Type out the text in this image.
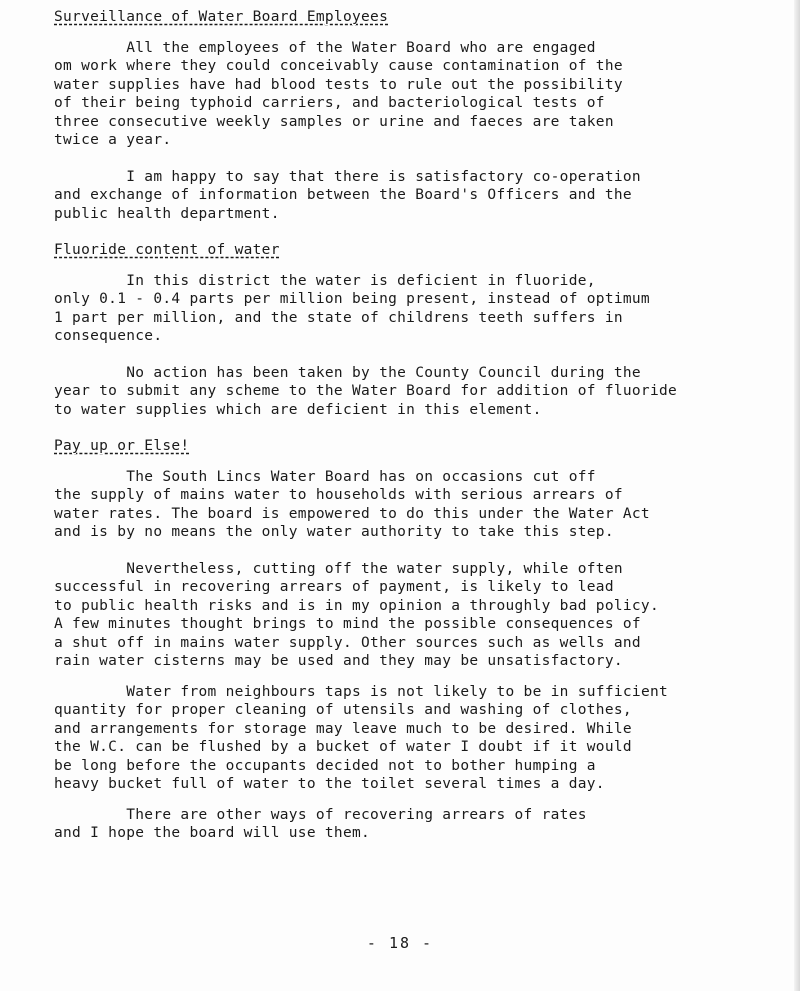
Surveillance of Water Board Employees

All the employees of the Water Board who are engaged
om work where they could conceivably cause contamination of the
water supplies have had blood tests to rule out the possibility
of their being typhoid carriers, and bacteriological tests of
three consecutive weekly samples or urine and faeces are taken
twice a year.

I am happy to say that there is satisfactory co-operation
and exchange of information between the Board's Officers and the
public health department.

Fluoride content of water

In this district the water is deficient in fluoride,
only 0.1 - 0.4 parts per million being present, instead of optimum
1 part per million, and the state of childrens teeth suffers in
consequence.

No action has been taken by the County Council during the
year to submit any scheme to the Water Board for addition of fluoride
to water supplies which are deficient in this element.

Pay up or Else!

The South Lincs Water Board has on occasions cut off
the supply of mains water to households with serious arrears of
water rates. The board is empowered to do this under the Water Act
and is by no means the only water authority to take this step.

Nevertheless, cutting off the water supply, while often
successful in recovering arrears of payment, is likely to lead
to public health risks and is in my opinion a throughly bad policy.
A few minutes thought brings to mind the possible consequences of
a shut off in mains water supply. Other sources such as wells and
rain water cisterns may be used and they may be unsatisfactory.

Water from neighbours taps is not likely to be in sufficient
quantity for proper cleaning of utensils and washing of clothes,
and arrangements for storage may leave much to be desired. While
the W.C. can be flushed by a bucket of water I doubt if it would
be long before the occupants decided not to bother humping a
heavy bucket full of water to the toilet several times a day.

There are other ways of recovering arrears of rates
and I hope the board will use them.

- 18 -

_ _ _ _ _

What is expected -
Your task is to repeat the entries above exactly, omitting the pictures.

Output below -
Type out the text in this image.
Surveillance of Water Board Employees

All the employees of the Water Board who are engaged
om work where they could conceivably cause contamination of the
water supplies have had blood tests to rule out the possibility
of their being typhoid carriers, and bacteriological tests of
three consecutive weekly samples or urine and faeces are taken
twice a year.

I am happy to say that there is satisfactory co-operation
and exchange of information between the Board's Officers and the
public health department.

Fluoride content of water

In this district the water is deficient in fluoride,
only 0.1 - 0.4 parts per million being present, instead of optimum
1 part per million, and the state of childrens teeth suffers in
consequence.

No action has been taken by the County Council during the
year to submit any scheme to the Water Board for addition of fluoride
to water supplies which are deficient in this element.

Pay up or Else!

The South Lincs Water Board has on occasions cut off
the supply of mains water to households with serious arrears of
water rates. The board is empowered to do this under the Water Act
and is by no means the only water authority to take this step.

Nevertheless, cutting off the water supply, while often
successful in recovering arrears of payment, is likely to lead
to public health risks and is in my opinion a throughly bad policy.
A few minutes thought brings to mind the possible consequences of
a shut off in mains water supply. Other sources such as wells and
rain water cisterns may be used and they may be unsatisfactory.

Water from neighbours taps is not likely to be in sufficient
quantity for proper cleaning of utensils and washing of clothes,
and arrangements for storage may leave much to be desired. While
the W.C. can be flushed by a bucket of water I doubt if it would
be long before the occupants decided not to bother humping a
heavy bucket full of water to the toilet several times a day.

There are other ways of recovering arrears of rates
and I hope the board will use them.

- 18 -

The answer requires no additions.